___ Input for this task

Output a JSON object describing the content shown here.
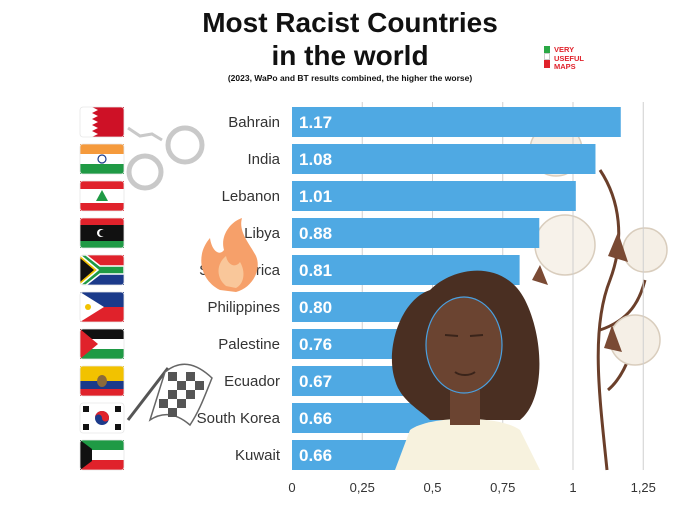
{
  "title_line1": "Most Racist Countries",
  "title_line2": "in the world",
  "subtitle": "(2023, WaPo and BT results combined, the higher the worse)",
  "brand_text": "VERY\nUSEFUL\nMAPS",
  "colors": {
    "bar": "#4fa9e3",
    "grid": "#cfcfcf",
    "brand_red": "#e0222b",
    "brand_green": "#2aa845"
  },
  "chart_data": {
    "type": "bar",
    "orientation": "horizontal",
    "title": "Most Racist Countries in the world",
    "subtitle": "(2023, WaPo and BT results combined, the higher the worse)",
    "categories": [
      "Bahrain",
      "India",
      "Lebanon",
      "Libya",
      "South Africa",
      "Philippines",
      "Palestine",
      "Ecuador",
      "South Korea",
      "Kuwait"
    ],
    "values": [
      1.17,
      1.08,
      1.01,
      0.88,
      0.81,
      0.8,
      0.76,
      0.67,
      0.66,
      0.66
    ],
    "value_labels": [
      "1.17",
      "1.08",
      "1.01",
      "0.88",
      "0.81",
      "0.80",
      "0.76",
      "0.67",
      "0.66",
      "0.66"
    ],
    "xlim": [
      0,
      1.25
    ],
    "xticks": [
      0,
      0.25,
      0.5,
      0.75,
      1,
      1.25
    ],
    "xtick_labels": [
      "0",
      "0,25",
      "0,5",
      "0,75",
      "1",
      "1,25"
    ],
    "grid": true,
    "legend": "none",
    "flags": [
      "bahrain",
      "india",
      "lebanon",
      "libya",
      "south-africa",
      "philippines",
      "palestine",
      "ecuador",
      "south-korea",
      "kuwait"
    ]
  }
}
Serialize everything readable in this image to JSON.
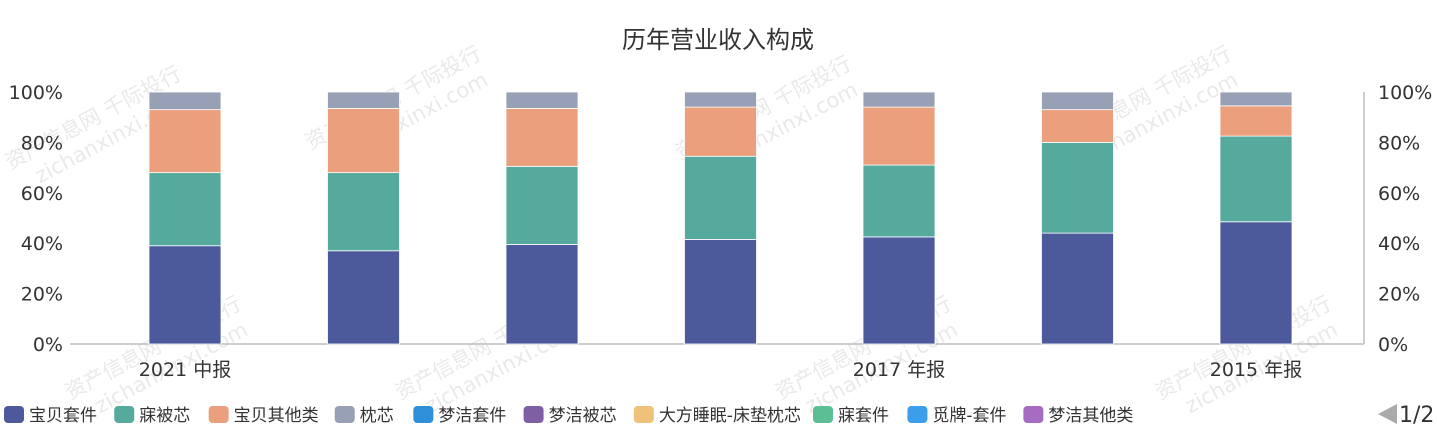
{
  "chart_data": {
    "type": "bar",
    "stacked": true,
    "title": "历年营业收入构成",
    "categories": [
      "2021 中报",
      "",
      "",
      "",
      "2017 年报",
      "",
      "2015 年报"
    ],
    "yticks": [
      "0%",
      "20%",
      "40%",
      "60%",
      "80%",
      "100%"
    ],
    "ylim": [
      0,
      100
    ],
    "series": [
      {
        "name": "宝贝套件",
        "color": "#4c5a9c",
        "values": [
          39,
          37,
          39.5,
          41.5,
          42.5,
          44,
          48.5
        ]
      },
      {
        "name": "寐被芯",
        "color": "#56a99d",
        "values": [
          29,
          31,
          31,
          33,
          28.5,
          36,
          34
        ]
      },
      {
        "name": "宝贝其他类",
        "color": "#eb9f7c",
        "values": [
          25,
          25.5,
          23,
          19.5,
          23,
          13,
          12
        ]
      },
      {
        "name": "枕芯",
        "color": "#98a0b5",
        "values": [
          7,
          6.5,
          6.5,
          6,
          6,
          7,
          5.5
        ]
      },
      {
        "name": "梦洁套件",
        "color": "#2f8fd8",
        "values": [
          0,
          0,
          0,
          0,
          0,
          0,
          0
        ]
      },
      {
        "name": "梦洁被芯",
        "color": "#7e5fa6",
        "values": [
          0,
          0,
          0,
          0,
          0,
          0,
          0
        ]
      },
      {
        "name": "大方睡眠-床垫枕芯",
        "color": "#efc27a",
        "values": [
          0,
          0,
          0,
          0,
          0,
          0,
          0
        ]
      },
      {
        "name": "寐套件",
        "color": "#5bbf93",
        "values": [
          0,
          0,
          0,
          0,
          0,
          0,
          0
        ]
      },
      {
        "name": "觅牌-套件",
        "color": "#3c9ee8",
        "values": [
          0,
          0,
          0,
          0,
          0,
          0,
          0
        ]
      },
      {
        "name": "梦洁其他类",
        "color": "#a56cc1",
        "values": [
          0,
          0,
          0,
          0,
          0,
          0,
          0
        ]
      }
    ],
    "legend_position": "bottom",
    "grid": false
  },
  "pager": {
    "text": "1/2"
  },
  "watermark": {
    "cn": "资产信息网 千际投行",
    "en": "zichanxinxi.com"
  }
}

______

> **Set exercise**
Quote each entry above verbatim and drop the pictures.

> **Reply to the exercise**
Output a JSON object describing the content shown here.
{
  "title_line1": "Most Racist Countries",
  "title_line2": "in the world",
  "subtitle": "(2023, WaPo and BT results combined, the higher the worse)",
  "brand_text": "VERY\nUSEFUL\nMAPS",
  "colors": {
    "bar": "#4fa9e3",
    "grid": "#cfcfcf",
    "brand_red": "#e0222b",
    "brand_green": "#2aa845"
  },
  "chart_data": {
    "type": "bar",
    "orientation": "horizontal",
    "title": "Most Racist Countries in the world",
    "subtitle": "(2023, WaPo and BT results combined, the higher the worse)",
    "categories": [
      "Bahrain",
      "India",
      "Lebanon",
      "Libya",
      "South Africa",
      "Philippines",
      "Palestine",
      "Ecuador",
      "South Korea",
      "Kuwait"
    ],
    "values": [
      1.17,
      1.08,
      1.01,
      0.88,
      0.81,
      0.8,
      0.76,
      0.67,
      0.66,
      0.66
    ],
    "value_labels": [
      "1.17",
      "1.08",
      "1.01",
      "0.88",
      "0.81",
      "0.80",
      "0.76",
      "0.67",
      "0.66",
      "0.66"
    ],
    "xlim": [
      0,
      1.25
    ],
    "xticks": [
      0,
      0.25,
      0.5,
      0.75,
      1,
      1.25
    ],
    "xtick_labels": [
      "0",
      "0,25",
      "0,5",
      "0,75",
      "1",
      "1,25"
    ],
    "grid": true,
    "legend": "none",
    "flags": [
      "bahrain",
      "india",
      "lebanon",
      "libya",
      "south-africa",
      "philippines",
      "palestine",
      "ecuador",
      "south-korea",
      "kuwait"
    ]
  }
}
Serialize everything readable in this image to JSON.
{
  "chart_data": {
    "type": "bar",
    "stacked": true,
    "title": "历年营业收入构成",
    "categories": [
      "2021 中报",
      "",
      "",
      "",
      "2017 年报",
      "",
      "2015 年报"
    ],
    "yticks": [
      "0%",
      "20%",
      "40%",
      "60%",
      "80%",
      "100%"
    ],
    "ylim": [
      0,
      100
    ],
    "series": [
      {
        "name": "宝贝套件",
        "color": "#4c5a9c",
        "values": [
          39,
          37,
          39.5,
          41.5,
          42.5,
          44,
          48.5
        ]
      },
      {
        "name": "寐被芯",
        "color": "#56a99d",
        "values": [
          29,
          31,
          31,
          33,
          28.5,
          36,
          34
        ]
      },
      {
        "name": "宝贝其他类",
        "color": "#eb9f7c",
        "values": [
          25,
          25.5,
          23,
          19.5,
          23,
          13,
          12
        ]
      },
      {
        "name": "枕芯",
        "color": "#98a0b5",
        "values": [
          7,
          6.5,
          6.5,
          6,
          6,
          7,
          5.5
        ]
      },
      {
        "name": "梦洁套件",
        "color": "#2f8fd8",
        "values": [
          0,
          0,
          0,
          0,
          0,
          0,
          0
        ]
      },
      {
        "name": "梦洁被芯",
        "color": "#7e5fa6",
        "values": [
          0,
          0,
          0,
          0,
          0,
          0,
          0
        ]
      },
      {
        "name": "大方睡眠-床垫枕芯",
        "color": "#efc27a",
        "values": [
          0,
          0,
          0,
          0,
          0,
          0,
          0
        ]
      },
      {
        "name": "寐套件",
        "color": "#5bbf93",
        "values": [
          0,
          0,
          0,
          0,
          0,
          0,
          0
        ]
      },
      {
        "name": "觅牌-套件",
        "color": "#3c9ee8",
        "values": [
          0,
          0,
          0,
          0,
          0,
          0,
          0
        ]
      },
      {
        "name": "梦洁其他类",
        "color": "#a56cc1",
        "values": [
          0,
          0,
          0,
          0,
          0,
          0,
          0
        ]
      }
    ],
    "legend_position": "bottom",
    "grid": false
  },
  "pager": {
    "text": "1/2"
  },
  "watermark": {
    "cn": "资产信息网 千际投行",
    "en": "zichanxinxi.com"
  }
}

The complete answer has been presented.